Take the entries below and reproduce them word for word.
-------------------------
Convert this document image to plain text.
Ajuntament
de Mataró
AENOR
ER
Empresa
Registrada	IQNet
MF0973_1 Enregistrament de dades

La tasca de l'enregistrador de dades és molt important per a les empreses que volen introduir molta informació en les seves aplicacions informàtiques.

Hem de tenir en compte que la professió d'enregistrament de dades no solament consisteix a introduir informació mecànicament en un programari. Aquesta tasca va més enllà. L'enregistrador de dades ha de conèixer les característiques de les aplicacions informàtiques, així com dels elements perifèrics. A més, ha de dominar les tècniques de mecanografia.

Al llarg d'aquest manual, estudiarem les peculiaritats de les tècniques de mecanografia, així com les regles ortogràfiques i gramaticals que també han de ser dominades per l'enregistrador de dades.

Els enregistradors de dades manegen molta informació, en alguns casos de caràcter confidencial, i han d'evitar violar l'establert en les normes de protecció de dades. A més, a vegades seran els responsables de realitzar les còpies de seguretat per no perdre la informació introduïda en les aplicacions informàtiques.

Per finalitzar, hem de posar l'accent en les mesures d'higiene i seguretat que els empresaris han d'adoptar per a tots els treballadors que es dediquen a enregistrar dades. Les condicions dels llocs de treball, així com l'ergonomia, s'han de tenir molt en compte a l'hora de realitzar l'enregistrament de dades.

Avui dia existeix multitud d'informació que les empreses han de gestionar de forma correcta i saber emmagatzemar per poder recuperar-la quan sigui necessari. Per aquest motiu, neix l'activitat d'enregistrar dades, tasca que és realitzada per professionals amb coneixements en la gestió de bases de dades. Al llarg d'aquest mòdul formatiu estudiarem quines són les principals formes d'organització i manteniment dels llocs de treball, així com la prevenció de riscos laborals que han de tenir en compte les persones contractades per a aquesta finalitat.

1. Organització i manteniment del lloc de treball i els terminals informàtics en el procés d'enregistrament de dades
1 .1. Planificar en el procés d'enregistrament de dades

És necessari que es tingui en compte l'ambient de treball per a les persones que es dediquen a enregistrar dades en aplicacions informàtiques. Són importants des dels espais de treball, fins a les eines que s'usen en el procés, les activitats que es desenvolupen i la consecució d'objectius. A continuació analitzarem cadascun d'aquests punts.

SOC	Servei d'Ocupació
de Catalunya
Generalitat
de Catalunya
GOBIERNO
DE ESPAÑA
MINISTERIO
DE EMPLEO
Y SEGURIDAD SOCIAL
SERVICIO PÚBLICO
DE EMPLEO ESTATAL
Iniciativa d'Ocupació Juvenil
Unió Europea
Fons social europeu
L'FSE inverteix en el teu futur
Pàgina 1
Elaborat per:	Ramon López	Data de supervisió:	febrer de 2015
-------------------------
__Finished answer__.
Convert this document image to plain text.
Ajuntament
de Mataró
AENOR
ER
Empresa
Registrada	IQNet
MF0973_1 Enregistrament de dades

La tasca de l'enregistrador de dades és molt important per a les empreses que volen introduir molta informació en les seves aplicacions informàtiques.

Hem de tenir en compte que la professió d'enregistrament de dades no solament consisteix a introduir informació mecànicament en un programari. Aquesta tasca va més enllà. L'enregistrador de dades ha de conèixer les característiques de les aplicacions informàtiques, així com dels elements perifèrics. A més, ha de dominar les tècniques de mecanografia.

Al llarg d'aquest manual, estudiarem les peculiaritats de les tècniques de mecanografia, així com les regles ortogràfiques i gramaticals que també han de ser dominades per l'enregistrador de dades.

Els enregistradors de dades manegen molta informació, en alguns casos de caràcter confidencial, i han d'evitar violar l'establert en les normes de protecció de dades. A més, a vegades seran els responsables de realitzar les còpies de seguretat per no perdre la informació introduïda en les aplicacions informàtiques.

Per finalitzar, hem de posar l'accent en les mesures d'higiene i seguretat que els empresaris han d'adoptar per a tots els treballadors que es dediquen a enregistrar dades. Les condicions dels llocs de treball, així com l'ergonomia, s'han de tenir molt en compte a l'hora de realitzar l'enregistrament de dades.

Avui dia existeix multitud d'informació que les empreses han de gestionar de forma correcta i saber emmagatzemar per poder recuperar-la quan sigui necessari. Per aquest motiu, neix l'activitat d'enregistrar dades, tasca que és realitzada per professionals amb coneixements en la gestió de bases de dades. Al llarg d'aquest mòdul formatiu estudiarem quines són les principals formes d'organització i manteniment dels llocs de treball, així com la prevenció de riscos laborals que han de tenir en compte les persones contractades per a aquesta finalitat.

1. Organització i manteniment del lloc de treball i els terminals informàtics en el procés d'enregistrament de dades
1 .1. Planificar en el procés d'enregistrament de dades

És necessari que es tingui en compte l'ambient de treball per a les persones que es dediquen a enregistrar dades en aplicacions informàtiques. Són importants des dels espais de treball, fins a les eines que s'usen en el procés, les activitats que es desenvolupen i la consecució d'objectius. A continuació analitzarem cadascun d'aquests punts.

SOC	Servei d'Ocupació
de Catalunya
Generalitat
de Catalunya
GOBIERNO
DE ESPAÑA
MINISTERIO
DE EMPLEO
Y SEGURIDAD SOCIAL
SERVICIO PÚBLICO
DE EMPLEO ESTATAL
Iniciativa d'Ocupació Juvenil
Unió Europea
Fons social europeu
L'FSE inverteix en el teu futur
Pàgina 1
Elaborat per:	Ramon López	Data de supervisió:	febrer de 2015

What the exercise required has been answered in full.